_EXTRACTED MATERIAL_
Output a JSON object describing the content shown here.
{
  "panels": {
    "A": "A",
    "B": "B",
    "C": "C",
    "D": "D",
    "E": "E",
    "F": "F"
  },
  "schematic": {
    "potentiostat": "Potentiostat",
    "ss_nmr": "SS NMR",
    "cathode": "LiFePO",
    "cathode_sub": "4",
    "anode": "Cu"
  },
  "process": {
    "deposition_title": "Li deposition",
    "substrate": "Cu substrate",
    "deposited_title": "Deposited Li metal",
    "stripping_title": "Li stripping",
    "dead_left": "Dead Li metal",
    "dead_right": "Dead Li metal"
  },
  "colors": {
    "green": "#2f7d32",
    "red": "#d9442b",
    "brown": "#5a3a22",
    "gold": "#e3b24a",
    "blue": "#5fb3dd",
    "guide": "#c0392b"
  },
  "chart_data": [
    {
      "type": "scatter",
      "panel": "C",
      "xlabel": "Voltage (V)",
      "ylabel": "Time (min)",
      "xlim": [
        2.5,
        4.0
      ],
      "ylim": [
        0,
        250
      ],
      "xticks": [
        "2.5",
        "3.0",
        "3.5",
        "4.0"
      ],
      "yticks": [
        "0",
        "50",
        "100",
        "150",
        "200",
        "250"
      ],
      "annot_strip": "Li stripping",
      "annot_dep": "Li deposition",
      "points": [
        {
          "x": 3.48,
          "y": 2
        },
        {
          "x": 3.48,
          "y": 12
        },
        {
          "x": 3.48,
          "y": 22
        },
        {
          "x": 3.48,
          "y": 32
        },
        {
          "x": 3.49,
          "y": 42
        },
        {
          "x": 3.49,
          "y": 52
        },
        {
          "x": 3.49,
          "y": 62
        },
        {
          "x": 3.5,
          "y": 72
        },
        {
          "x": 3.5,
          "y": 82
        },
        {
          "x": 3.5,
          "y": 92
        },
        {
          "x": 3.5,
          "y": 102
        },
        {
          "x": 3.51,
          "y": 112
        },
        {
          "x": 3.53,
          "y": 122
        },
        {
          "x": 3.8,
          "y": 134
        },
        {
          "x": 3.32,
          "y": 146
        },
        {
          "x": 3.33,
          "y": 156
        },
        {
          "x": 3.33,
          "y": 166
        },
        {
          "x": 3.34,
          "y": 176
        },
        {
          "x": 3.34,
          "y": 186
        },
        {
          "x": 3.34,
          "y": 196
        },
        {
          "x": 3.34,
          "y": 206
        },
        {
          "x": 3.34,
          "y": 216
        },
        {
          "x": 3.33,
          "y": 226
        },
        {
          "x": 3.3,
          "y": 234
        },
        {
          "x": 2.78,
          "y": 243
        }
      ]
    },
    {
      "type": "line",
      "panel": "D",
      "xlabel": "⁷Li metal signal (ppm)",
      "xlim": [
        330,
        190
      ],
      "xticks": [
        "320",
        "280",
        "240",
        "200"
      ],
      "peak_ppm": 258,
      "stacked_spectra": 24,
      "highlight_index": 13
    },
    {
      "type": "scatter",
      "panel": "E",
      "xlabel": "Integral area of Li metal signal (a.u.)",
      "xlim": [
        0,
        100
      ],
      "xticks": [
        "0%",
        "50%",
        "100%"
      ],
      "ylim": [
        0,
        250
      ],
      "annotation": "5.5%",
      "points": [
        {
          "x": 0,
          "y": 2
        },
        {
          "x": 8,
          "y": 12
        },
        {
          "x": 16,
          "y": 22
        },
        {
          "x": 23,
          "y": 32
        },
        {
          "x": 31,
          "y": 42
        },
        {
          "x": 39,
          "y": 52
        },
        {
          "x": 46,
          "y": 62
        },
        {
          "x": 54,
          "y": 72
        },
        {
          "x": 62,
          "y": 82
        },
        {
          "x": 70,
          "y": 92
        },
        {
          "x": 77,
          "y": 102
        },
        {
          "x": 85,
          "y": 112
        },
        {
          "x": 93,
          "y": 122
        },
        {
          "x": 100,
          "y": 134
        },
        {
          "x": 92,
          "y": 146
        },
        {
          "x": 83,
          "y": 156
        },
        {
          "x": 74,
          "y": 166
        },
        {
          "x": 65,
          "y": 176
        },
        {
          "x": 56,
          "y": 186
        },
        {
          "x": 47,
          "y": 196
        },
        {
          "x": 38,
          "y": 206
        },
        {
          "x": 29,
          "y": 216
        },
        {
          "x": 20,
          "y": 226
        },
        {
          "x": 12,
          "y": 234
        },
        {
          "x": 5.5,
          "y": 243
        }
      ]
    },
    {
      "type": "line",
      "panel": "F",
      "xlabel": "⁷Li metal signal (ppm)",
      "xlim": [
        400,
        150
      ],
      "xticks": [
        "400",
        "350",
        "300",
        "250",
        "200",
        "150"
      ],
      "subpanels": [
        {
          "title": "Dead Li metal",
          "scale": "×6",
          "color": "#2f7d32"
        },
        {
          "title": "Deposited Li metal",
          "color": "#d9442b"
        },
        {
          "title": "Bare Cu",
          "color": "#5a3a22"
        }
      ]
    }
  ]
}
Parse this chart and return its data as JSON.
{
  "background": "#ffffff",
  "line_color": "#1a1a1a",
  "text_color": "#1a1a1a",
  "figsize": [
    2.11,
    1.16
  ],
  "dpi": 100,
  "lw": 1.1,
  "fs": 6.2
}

_WRITTEN PROBLEM_
Repeat exactly, and only, the lines from the line with "Parse this chart and return its data as JSON." through the end of the listing above, both ends included.

_OUTPUT OF THE EXERCISE_
Parse this chart and return its data as JSON.
{
  "background": "#ffffff",
  "line_color": "#1a1a1a",
  "text_color": "#1a1a1a",
  "figsize": [
    2.11,
    1.16
  ],
  "dpi": 100,
  "lw": 1.1,
  "fs": 6.2
}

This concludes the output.